====== Records for this exercise

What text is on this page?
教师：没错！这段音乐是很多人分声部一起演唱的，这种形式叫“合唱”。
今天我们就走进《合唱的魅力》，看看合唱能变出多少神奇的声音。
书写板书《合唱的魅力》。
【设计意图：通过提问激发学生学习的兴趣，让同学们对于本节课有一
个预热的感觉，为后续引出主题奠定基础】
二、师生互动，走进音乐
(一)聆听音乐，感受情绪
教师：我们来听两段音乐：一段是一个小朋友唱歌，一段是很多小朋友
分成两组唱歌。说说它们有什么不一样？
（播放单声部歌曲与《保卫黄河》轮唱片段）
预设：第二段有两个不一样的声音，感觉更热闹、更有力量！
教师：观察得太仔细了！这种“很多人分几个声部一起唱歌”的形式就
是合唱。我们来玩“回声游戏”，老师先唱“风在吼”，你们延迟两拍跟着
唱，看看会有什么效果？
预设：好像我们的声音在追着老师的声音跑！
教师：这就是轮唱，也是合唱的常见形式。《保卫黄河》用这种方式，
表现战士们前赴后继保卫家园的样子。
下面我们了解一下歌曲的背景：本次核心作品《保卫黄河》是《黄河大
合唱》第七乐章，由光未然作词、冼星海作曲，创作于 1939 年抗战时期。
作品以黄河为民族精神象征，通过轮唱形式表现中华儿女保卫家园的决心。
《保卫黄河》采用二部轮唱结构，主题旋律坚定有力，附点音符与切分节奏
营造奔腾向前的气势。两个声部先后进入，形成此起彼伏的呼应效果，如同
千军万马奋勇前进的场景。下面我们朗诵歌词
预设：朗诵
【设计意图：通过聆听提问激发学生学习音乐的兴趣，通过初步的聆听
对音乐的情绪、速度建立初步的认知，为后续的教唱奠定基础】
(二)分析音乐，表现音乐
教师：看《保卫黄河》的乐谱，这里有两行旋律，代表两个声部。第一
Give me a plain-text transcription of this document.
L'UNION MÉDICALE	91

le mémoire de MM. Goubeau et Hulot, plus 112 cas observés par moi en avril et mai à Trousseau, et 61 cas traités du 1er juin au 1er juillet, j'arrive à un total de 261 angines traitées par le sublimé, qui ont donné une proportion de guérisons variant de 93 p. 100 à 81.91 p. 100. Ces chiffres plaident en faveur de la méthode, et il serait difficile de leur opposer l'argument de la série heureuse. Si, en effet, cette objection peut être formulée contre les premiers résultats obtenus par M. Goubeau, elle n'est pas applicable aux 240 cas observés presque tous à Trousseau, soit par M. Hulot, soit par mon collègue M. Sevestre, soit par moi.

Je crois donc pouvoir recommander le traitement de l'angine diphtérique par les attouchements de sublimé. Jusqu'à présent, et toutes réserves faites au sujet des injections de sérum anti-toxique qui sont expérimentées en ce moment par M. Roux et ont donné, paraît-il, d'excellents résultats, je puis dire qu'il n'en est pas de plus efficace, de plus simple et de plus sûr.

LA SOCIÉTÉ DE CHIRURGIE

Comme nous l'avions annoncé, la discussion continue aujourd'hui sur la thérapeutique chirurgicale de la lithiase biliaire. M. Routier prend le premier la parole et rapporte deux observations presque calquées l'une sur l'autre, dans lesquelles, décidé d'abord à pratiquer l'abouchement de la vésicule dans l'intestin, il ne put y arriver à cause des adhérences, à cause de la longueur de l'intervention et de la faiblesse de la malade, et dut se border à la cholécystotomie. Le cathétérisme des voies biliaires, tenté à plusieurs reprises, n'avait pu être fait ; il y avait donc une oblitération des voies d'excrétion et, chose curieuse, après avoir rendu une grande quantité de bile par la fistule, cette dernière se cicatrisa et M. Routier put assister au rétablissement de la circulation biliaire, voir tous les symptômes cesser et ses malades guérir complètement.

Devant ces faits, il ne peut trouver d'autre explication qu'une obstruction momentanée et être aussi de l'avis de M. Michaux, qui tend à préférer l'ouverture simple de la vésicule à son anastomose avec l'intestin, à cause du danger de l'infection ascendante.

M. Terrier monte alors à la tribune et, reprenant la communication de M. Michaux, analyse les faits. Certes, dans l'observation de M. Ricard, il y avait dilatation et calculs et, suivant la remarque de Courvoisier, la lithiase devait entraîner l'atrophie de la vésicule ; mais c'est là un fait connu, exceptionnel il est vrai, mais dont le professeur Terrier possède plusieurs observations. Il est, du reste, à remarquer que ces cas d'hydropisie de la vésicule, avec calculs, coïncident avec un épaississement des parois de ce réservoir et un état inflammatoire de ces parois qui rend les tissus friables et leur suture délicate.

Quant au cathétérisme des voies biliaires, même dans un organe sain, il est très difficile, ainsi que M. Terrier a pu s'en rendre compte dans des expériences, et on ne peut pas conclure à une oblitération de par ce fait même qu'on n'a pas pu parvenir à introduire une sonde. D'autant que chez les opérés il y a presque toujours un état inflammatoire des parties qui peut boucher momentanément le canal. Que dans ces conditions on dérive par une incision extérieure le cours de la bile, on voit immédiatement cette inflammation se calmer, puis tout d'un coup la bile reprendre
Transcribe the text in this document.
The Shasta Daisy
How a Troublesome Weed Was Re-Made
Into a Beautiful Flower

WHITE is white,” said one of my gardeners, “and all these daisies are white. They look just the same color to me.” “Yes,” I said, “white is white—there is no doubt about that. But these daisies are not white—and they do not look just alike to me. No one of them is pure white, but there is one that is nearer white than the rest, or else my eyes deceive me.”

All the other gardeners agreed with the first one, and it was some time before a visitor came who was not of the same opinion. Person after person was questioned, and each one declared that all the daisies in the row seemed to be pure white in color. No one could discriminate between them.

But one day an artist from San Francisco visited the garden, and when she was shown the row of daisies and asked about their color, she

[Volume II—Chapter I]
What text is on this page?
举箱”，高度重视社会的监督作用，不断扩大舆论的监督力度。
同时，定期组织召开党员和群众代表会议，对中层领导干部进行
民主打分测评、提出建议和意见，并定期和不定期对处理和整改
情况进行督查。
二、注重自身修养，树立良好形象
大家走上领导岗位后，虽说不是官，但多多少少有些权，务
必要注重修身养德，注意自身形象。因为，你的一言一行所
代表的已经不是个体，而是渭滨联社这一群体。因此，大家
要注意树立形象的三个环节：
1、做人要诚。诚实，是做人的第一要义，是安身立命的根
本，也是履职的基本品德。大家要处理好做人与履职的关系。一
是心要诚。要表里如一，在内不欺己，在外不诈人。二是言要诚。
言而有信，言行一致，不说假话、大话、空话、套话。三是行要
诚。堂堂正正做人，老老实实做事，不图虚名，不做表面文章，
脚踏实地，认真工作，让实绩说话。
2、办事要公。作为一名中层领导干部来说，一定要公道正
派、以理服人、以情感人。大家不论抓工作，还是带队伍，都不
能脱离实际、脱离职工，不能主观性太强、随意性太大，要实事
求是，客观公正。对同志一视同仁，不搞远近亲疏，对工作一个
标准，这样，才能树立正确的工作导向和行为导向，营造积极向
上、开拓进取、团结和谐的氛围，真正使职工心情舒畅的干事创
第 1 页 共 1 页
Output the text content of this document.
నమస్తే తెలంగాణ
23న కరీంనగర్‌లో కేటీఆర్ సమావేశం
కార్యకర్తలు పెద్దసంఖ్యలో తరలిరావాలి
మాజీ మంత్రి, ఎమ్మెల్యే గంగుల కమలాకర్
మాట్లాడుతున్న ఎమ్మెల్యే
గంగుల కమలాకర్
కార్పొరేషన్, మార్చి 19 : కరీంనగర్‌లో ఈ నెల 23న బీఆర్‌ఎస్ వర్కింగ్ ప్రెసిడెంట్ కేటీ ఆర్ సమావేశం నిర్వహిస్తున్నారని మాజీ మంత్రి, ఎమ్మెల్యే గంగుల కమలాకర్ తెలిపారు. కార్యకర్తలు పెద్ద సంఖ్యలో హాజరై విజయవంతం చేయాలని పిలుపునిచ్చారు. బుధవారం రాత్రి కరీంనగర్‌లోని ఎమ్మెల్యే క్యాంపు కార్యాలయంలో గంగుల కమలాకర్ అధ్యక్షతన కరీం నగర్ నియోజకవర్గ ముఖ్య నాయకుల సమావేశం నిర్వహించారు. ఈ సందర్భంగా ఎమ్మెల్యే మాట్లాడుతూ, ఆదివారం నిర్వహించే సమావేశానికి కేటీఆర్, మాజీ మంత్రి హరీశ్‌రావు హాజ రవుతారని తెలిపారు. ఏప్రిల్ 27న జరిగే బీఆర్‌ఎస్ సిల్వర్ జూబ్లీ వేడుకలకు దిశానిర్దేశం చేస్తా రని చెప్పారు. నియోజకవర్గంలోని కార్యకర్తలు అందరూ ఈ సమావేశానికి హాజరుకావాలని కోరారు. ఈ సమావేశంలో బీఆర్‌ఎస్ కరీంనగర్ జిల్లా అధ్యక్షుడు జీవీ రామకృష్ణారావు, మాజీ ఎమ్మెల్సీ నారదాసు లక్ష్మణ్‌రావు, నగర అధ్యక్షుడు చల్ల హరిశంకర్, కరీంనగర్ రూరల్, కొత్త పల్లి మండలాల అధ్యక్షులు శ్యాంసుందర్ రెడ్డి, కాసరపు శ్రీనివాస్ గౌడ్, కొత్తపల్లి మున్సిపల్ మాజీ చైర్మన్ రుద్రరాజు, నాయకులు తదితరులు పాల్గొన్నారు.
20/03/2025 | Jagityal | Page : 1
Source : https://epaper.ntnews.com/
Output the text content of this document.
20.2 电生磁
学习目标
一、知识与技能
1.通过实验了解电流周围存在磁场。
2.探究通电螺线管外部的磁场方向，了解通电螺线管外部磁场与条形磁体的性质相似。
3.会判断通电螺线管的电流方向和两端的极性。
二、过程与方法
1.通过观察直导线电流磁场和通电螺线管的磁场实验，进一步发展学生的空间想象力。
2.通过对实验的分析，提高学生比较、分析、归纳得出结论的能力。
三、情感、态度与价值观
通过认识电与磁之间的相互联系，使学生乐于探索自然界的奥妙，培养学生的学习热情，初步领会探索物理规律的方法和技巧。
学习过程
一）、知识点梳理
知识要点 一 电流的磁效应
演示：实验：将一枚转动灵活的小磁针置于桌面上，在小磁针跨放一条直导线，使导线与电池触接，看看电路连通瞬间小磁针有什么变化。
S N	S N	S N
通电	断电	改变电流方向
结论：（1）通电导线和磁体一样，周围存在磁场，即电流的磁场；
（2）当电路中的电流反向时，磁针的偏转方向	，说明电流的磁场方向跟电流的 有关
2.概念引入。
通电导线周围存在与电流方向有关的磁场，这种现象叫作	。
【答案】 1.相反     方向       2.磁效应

============

→ **Your objective**
In the listing, find each line with the string "autre" and copy it.

→ **The result**
Comme nous l'avions annoncé, la discussion continue aujourd'hui sur la thérapeutique chirurgicale de la lithiase biliaire. M. Routier prend le premier la parole et rapporte deux observations presque calquées l'une sur l'autre, dans lesquelles, décidé d'abord à pratiquer l'abouchement de la vésicule dans l'intestin, il ne put y arriver à cause des adhérences, à cause de la longueur de l'intervention et de la faiblesse de la malade, et dut se border à la cholécystotomie. Le cathétérisme des voies biliaires, tenté à plusieurs reprises, n'avait pu être fait ; il y avait donc une oblitération des voies d'excrétion et, chose curieuse, après avoir rendu une grande quantité de bile par la fistule, cette dernière se cicatrisa et M. Routier put assister au rétablissement de la circulation biliaire, voir tous les symptômes cesser et ses malades guérir complètement.
Devant ces faits, il ne peut trouver d'autre explication qu'une obstruction momentanée et être aussi de l'avis de M. Michaux, qui tend à préférer l'ouverture simple de la vésicule à son anastomose avec l'intestin, à cause du danger de l'infection ascendante.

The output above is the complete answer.